▼
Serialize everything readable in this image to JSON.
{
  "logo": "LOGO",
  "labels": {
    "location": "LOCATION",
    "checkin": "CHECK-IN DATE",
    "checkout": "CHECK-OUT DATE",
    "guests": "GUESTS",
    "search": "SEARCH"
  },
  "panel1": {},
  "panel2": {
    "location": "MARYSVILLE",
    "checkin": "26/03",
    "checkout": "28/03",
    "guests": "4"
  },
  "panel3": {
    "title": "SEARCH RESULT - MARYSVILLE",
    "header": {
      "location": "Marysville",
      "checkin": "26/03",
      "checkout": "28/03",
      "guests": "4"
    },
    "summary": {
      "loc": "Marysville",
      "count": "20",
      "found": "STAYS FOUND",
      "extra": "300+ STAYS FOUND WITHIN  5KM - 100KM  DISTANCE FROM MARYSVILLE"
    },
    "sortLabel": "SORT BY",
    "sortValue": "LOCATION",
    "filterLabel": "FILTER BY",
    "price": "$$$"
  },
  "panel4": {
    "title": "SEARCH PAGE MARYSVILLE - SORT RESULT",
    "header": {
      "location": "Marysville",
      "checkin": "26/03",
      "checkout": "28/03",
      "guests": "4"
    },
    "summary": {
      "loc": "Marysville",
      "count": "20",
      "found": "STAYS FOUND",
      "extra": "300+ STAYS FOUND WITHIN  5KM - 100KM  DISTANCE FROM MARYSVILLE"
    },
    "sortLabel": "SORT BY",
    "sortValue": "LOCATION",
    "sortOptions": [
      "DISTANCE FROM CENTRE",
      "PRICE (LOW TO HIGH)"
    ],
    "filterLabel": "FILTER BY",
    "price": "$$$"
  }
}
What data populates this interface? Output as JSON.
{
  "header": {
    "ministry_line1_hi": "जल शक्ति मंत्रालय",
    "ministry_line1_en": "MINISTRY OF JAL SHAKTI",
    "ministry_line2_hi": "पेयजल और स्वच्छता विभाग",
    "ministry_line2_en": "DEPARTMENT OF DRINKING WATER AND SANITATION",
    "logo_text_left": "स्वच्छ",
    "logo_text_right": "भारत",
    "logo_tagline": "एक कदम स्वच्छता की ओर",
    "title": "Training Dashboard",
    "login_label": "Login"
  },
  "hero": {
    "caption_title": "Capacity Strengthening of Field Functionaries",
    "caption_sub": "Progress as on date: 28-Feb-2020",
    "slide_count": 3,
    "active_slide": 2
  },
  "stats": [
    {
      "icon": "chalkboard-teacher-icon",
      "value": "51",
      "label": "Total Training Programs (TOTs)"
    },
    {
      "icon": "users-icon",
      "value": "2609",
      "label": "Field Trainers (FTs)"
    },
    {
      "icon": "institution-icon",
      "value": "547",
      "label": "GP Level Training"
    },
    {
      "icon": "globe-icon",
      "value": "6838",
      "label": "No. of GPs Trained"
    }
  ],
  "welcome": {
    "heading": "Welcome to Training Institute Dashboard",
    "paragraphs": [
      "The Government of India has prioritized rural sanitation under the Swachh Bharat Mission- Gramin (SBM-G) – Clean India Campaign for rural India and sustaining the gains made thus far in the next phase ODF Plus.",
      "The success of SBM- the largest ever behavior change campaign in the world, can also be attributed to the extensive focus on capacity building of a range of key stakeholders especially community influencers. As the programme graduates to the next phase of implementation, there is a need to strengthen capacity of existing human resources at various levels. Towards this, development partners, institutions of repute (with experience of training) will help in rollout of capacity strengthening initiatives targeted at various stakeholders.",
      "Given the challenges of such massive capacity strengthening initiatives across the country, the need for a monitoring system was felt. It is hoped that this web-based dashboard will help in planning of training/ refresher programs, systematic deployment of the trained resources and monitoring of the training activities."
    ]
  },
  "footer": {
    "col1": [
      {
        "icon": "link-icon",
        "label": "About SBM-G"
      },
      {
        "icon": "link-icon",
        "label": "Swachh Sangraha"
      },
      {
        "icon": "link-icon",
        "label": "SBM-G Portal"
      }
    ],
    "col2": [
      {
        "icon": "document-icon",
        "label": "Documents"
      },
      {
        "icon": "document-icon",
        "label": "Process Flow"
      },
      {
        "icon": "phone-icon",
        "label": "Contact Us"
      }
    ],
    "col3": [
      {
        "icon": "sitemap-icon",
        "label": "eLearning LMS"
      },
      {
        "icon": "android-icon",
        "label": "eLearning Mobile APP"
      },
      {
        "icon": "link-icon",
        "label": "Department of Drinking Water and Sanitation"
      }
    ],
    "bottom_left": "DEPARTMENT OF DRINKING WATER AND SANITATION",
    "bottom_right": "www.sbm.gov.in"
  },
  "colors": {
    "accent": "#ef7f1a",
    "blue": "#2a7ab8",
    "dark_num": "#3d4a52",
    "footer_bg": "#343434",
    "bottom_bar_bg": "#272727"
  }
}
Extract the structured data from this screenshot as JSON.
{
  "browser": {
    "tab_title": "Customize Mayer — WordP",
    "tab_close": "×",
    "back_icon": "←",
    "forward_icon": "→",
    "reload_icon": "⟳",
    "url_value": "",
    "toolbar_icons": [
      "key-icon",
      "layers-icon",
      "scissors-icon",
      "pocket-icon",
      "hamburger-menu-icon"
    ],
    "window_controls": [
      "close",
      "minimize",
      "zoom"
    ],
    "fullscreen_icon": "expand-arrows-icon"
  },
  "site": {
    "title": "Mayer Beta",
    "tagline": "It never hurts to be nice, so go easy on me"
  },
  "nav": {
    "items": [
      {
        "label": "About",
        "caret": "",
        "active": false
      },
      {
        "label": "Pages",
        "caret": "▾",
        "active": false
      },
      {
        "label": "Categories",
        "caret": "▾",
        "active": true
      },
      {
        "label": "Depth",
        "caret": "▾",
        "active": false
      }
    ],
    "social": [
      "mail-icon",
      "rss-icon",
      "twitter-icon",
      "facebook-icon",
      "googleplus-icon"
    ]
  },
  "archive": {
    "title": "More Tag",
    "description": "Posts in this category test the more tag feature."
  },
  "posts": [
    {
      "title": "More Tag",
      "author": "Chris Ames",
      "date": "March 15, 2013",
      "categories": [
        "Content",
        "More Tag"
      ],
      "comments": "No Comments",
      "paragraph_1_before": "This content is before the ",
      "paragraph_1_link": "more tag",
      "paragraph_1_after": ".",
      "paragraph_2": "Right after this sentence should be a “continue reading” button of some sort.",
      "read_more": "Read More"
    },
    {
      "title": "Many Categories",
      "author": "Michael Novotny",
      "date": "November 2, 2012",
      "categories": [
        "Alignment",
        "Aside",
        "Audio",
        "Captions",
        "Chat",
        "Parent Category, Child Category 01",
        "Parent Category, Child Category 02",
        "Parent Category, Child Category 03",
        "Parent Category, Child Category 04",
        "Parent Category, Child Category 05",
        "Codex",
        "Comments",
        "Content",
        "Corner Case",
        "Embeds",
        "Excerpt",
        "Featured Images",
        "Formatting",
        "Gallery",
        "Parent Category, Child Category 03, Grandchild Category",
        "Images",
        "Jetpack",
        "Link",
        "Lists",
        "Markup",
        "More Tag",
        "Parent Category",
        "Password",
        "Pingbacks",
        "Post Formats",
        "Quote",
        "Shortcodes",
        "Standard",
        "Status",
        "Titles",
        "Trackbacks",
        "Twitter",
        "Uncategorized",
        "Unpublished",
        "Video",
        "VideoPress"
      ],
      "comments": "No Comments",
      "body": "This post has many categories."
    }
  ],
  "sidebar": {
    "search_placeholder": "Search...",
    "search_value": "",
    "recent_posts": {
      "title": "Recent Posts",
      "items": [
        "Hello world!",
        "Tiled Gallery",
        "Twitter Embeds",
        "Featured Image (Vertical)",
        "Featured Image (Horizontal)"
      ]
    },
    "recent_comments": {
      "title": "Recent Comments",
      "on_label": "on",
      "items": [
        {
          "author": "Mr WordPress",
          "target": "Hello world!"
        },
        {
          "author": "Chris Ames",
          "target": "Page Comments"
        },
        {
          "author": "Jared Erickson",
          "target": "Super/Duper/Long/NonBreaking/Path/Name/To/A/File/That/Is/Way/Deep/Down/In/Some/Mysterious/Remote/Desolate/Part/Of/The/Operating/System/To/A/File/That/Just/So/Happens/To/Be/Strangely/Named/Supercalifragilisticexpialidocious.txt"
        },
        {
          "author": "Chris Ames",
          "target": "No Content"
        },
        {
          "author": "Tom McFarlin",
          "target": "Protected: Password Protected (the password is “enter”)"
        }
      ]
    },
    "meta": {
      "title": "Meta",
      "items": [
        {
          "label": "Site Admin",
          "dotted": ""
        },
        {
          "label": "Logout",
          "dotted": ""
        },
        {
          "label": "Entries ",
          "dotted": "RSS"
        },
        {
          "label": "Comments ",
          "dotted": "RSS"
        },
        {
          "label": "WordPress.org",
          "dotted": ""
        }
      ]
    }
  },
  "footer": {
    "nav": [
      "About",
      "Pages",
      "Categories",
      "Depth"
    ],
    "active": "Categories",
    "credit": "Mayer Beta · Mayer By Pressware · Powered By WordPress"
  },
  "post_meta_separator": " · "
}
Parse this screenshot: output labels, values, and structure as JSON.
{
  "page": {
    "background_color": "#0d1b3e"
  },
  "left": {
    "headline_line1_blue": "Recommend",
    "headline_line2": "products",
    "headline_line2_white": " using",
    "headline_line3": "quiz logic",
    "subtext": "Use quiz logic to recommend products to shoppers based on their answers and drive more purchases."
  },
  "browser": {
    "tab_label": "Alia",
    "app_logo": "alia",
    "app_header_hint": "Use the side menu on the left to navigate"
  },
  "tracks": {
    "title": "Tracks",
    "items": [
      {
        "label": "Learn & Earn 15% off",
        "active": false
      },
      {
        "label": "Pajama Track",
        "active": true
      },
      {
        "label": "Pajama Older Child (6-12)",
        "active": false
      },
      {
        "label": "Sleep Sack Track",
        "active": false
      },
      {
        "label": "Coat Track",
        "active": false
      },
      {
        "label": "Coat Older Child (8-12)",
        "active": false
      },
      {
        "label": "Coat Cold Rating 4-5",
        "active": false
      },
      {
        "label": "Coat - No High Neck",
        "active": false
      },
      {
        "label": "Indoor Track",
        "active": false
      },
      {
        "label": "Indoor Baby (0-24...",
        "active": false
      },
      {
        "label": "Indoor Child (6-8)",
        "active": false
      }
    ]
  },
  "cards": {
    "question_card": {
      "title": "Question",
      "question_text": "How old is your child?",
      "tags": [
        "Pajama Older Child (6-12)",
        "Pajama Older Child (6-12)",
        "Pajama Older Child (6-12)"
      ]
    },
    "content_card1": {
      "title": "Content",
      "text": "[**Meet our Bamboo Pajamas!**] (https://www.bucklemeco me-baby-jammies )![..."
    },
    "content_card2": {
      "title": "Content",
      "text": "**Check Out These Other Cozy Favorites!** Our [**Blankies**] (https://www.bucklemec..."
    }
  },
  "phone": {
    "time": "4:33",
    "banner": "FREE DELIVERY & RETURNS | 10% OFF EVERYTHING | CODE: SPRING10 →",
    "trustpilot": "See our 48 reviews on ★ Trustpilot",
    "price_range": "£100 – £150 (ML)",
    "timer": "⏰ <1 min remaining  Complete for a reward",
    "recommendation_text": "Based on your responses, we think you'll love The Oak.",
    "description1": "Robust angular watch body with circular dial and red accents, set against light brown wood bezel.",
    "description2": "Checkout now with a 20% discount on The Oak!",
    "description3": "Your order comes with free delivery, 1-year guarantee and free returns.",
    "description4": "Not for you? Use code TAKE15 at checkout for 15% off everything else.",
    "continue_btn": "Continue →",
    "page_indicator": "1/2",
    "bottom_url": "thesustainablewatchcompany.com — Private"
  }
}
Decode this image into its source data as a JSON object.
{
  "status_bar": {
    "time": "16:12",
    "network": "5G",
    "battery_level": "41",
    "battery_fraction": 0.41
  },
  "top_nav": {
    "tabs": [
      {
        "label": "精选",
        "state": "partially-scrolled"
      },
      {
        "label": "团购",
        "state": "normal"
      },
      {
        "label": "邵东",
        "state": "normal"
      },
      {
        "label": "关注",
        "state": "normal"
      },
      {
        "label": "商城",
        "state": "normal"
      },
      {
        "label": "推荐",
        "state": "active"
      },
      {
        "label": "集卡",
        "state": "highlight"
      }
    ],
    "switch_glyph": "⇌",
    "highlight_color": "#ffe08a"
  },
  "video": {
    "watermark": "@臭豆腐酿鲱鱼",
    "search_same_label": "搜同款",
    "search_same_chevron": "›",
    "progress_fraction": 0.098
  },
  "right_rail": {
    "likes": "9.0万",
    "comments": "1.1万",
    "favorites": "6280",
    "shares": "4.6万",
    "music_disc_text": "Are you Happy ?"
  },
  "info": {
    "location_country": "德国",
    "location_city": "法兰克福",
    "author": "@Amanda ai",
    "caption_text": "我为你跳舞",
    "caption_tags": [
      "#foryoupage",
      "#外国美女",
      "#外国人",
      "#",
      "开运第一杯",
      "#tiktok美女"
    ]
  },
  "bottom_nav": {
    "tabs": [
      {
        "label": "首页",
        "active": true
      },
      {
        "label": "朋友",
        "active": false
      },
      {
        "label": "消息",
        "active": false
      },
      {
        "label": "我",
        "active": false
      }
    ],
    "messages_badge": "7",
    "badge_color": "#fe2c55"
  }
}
▲
▶ **The exercise**
Find the lines holding "Beta" and list every one.

▶ **Right answer**
    "title": "Mayer Beta",
    "credit": "Mayer Beta · Mayer By Pressware · Powered By WordPress"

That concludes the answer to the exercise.